(Raw data Opens)

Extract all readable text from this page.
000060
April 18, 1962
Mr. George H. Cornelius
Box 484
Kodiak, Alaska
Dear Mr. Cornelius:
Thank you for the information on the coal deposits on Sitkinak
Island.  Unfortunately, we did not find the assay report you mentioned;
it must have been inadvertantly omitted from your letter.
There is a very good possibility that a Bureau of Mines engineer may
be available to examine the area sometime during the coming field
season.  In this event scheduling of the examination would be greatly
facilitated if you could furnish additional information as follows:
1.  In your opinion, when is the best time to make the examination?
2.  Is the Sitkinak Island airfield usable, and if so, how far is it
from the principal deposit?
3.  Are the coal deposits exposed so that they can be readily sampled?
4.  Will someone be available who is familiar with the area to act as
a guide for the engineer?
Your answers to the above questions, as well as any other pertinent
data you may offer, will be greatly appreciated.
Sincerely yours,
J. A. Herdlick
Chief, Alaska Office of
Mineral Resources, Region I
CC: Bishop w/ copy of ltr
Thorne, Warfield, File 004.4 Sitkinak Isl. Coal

(Raw data Closes)

• Work item:
The reply must present every entry, transcribed with its exact wording.

• Result:
Extract all readable text from this page.
000060
April 18, 1962
Mr. George H. Cornelius
Box 484
Kodiak, Alaska
Dear Mr. Cornelius:
Thank you for the information on the coal deposits on Sitkinak
Island.  Unfortunately, we did not find the assay report you mentioned;
it must have been inadvertantly omitted from your letter.
There is a very good possibility that a Bureau of Mines engineer may
be available to examine the area sometime during the coming field
season.  In this event scheduling of the examination would be greatly
facilitated if you could furnish additional information as follows:
1.  In your opinion, when is the best time to make the examination?
2.  Is the Sitkinak Island airfield usable, and if so, how far is it
from the principal deposit?
3.  Are the coal deposits exposed so that they can be readily sampled?
4.  Will someone be available who is familiar with the area to act as
a guide for the engineer?
Your answers to the above questions, as well as any other pertinent
data you may offer, will be greatly appreciated.
Sincerely yours,
J. A. Herdlick
Chief, Alaska Office of
Mineral Resources, Region I
CC: Bishop w/ copy of ltr
Thorne, Warfield, File 004.4 Sitkinak Isl. Coal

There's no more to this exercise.